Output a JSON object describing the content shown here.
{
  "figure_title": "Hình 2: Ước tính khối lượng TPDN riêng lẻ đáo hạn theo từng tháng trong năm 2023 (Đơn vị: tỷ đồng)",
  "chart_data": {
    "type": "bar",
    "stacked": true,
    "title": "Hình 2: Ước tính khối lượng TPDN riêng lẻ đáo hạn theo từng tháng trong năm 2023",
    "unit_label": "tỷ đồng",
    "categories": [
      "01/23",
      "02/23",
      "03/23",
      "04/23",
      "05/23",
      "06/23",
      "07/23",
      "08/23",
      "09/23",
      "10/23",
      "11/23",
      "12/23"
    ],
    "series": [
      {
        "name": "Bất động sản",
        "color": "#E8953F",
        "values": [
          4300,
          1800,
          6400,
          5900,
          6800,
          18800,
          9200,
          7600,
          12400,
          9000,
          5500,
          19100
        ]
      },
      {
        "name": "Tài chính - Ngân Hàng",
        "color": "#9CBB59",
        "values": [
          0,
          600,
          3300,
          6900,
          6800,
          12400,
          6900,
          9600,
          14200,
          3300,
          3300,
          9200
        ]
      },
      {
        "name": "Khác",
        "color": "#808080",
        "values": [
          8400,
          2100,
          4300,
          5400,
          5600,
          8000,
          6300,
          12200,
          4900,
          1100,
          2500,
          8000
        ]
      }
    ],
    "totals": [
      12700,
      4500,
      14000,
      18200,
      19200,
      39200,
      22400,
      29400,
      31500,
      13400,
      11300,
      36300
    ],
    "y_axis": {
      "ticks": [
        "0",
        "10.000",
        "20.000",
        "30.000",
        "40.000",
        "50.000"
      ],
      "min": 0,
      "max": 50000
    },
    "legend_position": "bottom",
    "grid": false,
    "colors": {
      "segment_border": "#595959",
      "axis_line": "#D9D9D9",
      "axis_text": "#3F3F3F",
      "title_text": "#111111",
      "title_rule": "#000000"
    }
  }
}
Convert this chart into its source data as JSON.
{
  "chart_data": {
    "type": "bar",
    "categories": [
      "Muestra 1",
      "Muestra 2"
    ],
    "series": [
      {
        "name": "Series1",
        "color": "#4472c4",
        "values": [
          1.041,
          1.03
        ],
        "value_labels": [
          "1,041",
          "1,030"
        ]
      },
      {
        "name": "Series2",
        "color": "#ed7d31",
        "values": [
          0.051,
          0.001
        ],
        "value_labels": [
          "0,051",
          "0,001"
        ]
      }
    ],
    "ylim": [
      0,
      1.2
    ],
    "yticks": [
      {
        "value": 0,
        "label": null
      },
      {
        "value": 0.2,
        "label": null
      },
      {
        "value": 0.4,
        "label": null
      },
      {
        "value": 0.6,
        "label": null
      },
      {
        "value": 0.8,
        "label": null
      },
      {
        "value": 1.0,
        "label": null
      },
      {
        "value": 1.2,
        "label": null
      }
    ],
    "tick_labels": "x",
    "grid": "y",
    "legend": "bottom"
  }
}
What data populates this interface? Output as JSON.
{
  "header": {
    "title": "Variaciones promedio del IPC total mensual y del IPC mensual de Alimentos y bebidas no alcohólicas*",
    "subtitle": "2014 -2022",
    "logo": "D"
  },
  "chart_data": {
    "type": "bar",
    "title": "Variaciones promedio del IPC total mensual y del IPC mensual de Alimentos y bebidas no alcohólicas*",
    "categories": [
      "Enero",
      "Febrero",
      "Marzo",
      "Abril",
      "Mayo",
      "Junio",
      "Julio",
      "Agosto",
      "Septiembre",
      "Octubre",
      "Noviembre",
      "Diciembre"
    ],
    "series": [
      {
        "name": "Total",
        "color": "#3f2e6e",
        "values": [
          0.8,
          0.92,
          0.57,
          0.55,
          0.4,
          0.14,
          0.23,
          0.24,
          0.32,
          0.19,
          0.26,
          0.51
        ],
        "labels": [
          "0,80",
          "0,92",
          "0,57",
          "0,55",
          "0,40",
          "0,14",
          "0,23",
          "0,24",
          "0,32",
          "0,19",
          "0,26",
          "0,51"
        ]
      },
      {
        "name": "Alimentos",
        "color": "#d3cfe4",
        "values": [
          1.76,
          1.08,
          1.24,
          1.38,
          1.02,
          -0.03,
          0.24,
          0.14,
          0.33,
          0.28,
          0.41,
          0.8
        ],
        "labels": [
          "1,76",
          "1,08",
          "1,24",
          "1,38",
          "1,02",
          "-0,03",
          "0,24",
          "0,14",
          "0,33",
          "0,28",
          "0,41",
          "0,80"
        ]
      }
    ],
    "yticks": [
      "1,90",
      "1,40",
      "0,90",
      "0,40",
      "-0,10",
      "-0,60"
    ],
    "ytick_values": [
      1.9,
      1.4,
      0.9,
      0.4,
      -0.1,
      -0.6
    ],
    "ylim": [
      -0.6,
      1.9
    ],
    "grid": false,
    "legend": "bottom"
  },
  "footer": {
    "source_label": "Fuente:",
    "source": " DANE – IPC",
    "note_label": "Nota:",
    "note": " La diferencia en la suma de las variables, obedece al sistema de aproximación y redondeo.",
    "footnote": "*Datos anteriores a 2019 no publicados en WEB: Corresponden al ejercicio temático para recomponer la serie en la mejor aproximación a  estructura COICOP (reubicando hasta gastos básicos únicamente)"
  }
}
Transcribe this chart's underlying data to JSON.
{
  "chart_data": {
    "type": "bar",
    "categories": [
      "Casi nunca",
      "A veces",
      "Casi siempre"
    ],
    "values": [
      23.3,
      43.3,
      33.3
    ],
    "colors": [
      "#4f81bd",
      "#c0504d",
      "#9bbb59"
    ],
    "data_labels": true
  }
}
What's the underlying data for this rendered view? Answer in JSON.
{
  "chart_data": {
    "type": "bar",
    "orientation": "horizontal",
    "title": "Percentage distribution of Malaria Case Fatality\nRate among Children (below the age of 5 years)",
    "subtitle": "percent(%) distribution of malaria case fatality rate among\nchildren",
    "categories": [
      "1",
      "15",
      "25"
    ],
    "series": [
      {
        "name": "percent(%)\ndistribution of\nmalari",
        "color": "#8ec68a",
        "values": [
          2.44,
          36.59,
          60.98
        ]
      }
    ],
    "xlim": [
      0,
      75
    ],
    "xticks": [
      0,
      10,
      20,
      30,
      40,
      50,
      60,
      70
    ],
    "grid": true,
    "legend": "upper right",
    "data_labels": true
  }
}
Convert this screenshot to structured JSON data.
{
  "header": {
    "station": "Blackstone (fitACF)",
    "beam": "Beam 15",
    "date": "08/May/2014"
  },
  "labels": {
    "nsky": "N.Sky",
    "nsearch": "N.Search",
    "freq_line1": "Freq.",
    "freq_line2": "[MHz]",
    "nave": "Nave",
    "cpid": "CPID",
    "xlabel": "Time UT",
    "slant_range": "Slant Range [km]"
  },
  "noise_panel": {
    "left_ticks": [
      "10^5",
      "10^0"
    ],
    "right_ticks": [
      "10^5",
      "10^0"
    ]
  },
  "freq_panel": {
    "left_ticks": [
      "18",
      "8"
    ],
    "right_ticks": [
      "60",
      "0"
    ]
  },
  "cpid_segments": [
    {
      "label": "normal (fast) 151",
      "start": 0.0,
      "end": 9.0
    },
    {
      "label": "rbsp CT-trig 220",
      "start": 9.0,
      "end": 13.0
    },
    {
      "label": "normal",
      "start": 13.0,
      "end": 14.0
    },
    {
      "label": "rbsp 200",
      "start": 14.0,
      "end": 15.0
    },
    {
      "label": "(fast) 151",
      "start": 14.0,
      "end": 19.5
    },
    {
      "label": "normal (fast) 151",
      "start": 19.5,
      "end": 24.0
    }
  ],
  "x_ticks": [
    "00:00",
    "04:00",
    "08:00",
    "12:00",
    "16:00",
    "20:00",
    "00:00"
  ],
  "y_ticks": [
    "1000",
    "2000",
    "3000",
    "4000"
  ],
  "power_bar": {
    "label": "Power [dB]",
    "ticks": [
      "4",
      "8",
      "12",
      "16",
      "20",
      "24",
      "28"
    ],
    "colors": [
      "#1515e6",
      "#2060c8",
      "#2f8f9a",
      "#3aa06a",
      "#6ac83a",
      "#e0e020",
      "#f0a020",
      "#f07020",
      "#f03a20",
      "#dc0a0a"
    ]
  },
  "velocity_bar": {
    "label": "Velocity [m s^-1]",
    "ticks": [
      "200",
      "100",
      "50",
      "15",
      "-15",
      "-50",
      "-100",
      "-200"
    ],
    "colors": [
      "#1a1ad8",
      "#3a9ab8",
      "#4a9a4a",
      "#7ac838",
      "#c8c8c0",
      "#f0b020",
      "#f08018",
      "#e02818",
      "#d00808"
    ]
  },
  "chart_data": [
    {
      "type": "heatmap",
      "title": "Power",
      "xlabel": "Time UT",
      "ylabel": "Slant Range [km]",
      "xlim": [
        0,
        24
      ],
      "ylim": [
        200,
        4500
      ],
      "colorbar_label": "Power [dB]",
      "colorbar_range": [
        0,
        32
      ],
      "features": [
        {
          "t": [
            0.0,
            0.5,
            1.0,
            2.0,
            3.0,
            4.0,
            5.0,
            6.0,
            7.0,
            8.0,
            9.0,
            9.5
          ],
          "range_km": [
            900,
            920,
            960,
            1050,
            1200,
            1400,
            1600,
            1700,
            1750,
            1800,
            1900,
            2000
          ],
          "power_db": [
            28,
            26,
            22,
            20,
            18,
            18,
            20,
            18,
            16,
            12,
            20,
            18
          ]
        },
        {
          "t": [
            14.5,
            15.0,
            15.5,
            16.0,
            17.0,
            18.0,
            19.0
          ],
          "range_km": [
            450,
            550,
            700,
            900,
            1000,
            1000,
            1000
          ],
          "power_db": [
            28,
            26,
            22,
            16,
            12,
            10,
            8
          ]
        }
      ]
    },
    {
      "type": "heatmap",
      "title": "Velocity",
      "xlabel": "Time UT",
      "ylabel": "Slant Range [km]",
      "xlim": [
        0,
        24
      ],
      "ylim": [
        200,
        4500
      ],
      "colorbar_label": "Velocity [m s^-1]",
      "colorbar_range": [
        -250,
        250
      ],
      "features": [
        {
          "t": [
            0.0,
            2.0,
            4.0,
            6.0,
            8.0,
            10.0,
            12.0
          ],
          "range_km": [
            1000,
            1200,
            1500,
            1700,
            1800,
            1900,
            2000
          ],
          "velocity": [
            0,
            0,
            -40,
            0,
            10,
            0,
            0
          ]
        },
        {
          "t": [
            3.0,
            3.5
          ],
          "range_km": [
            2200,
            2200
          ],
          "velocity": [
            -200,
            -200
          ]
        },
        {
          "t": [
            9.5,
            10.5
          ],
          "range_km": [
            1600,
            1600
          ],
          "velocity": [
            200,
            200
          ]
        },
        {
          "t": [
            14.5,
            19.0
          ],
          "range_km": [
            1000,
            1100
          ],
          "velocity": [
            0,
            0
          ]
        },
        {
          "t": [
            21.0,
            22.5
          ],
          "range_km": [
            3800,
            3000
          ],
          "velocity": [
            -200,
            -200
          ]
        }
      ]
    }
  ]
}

:: WRITTEN INSTRUCTION ::
Return only the count of lines in the records that hold the word "Convert".

:: EXERCISE OUTPUT ::
2